## [Text segment]
## Start

Thursday, March 2, 2023

Zelda (1974)

“You came to watch this movie just to see two naked women… You have a colonialist mentality.” – Alberto Cavallone on the ending to Le salamandre*  

“I would like, as I said, for the lover’s place to be in the middle of the couple.” – Emmanuelle Arsan**    

Alberto Cavallone’s films are not fun. I can’t think of one I’ve seen that does not have a depressing ending. Whether or not they are entertaining might depend on the viewer’s mindset, but they are almost always enthralling in a way. You might think you’re being lured in for an erotically fun time, with films like Le salamandre (1969) and Blow Job (1980), or a film with a notorious reputation that precedes it like Blue Movie (1978), but that’s just to get you in front of the screen so the film can put a mirror in front of you, whether or not you realize it, and call you a colonizer or a degenerate (who Cavallone referred to as the “raincoat crowd”), crudely interrupting your titillation. Basically, if the film upsets or antagonizes you, then it was made for you. What’s fascinating is that the films nevertheless did well with the audiences Cavallone was hoping to annoy.  

Cavallone dismissed his own erotic thriller Zelda as a commercial effort, lacking the sociopolitical content of his previous films. On the surface, the movie does have an erotic pull to it, with the promise of interracial lesbian scenes, in a manner similar to Le salamandre. Like Le salamandre, the erotic pull ends up not being the main point of the movie, and with Zelda, Cavallone is critical, or at least dreadfully pessimistic, of the loose sex lives of married couples and the en vogue erotic film of the era while also making his film look very much like one.

## End

## [Data supplied]
## Start

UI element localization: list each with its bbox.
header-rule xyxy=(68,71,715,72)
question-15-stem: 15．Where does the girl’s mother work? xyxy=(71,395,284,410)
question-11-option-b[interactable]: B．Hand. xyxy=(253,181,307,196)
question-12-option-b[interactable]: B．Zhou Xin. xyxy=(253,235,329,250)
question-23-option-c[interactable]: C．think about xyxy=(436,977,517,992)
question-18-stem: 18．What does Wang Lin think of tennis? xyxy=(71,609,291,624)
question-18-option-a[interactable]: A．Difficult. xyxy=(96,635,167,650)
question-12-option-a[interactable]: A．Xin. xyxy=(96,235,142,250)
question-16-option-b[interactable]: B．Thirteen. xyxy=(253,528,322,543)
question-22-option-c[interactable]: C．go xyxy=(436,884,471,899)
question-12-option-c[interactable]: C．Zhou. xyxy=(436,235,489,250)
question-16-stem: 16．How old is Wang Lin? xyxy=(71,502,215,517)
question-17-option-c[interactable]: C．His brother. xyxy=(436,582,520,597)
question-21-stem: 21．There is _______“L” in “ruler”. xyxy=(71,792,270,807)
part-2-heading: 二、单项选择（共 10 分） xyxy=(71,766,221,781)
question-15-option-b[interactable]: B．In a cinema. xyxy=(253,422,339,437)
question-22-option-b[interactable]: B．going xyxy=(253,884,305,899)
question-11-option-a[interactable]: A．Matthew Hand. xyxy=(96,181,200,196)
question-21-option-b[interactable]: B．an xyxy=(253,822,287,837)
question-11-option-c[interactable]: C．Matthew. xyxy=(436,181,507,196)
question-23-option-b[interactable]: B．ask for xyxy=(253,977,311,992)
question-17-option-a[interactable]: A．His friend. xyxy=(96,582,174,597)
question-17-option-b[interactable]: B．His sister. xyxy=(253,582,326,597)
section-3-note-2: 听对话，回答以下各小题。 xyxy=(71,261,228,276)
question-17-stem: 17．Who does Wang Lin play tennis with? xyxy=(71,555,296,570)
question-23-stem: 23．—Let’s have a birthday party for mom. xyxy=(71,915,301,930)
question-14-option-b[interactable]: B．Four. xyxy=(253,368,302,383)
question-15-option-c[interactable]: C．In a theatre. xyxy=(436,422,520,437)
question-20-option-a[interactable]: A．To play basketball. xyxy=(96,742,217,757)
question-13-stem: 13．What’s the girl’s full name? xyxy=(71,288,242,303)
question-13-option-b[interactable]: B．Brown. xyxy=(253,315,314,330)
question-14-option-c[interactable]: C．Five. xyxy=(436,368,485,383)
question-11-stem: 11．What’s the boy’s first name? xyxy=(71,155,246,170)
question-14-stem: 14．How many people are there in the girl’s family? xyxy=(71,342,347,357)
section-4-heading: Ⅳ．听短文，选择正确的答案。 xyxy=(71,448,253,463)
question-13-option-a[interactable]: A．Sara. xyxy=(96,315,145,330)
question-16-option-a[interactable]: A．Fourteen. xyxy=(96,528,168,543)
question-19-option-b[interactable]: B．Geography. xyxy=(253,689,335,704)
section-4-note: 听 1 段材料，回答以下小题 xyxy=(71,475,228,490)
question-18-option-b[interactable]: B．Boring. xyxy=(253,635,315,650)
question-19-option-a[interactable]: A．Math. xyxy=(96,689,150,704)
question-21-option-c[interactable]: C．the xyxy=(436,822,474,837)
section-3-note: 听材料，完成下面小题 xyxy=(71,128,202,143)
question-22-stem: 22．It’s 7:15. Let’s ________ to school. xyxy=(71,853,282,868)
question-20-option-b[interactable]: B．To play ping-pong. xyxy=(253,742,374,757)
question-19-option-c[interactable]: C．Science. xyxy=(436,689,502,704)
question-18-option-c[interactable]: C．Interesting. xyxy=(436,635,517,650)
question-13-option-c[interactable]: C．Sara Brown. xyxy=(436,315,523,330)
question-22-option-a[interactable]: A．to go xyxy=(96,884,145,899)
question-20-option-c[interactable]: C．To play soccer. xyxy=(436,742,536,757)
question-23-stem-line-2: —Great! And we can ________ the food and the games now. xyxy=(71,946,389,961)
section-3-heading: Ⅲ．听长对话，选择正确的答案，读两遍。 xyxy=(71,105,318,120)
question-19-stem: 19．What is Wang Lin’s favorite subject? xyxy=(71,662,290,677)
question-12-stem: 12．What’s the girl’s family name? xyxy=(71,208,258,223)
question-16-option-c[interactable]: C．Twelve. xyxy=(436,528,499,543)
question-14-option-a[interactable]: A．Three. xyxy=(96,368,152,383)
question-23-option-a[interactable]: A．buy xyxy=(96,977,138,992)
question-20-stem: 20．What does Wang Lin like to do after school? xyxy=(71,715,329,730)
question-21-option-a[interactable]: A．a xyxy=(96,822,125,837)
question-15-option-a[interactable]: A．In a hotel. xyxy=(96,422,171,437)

## End

## [Work to do]
#1 For each statement below, say whether it agrees with the review of Zelda, answering yes or no and quoting the deciding words of the review exactly. (a) Cavallone regarded Zelda as a commercial effort. (b) Cavallone's films did poorly with the audiences he hoped to annoy. (c) Blue Movie was released in 1980.
#2 According to the review of Zelda, what did Cavallone call the degenerates his films confront?
#3 Carry the review of Zelda forward from the point at which it ends.

## [Task answers]
#1
(a) Yes: "Cavallone dismissed his own erotic thriller Zelda as a commercial effort"
(b) No: "the films nevertheless did well with the audiences Cavallone was hoping to annoy."
(c) No: "Blue Movie (1978)"

#2 He called them the "raincoat crowd."

#3
Zelda is largely a flashback story, with the narrative focusing on events taking place before and after the apparent double murder of two characters: paralyzed ex-racecar champion Henry Davis (Nude for Satan’s James Harris - born Giuseppe Mattei) and his supposed mistress Clarissa (Halina Kim). The dead bodies are discovered next to one another by the horrified servant, Alfonsina (Giovanna Mainardi), one morning in Henry’s mansion. A news broadcaster announces the murder and mentions that the police are investigating. Fortunately, this film isn’t heavy on police procedural at all, as it instead explores the life of Henry and all the individuals who were involved with his life during the time leading up to his murder. The film’s story is also done partially in whodunnit fashion, but the mystery element is downplayed a bit in favor of sexual drama, lots of stock footage, and the psychological games played by Henry’s wife Zelda (who is played by Cavollane’s wife Maria Pia Luzi, credited under her acting name Jane Avril).


The character Zelda has the appealing look of the gothic horror heroine, and that’s not just because she is introduced dressed in black for her husband’s funeral.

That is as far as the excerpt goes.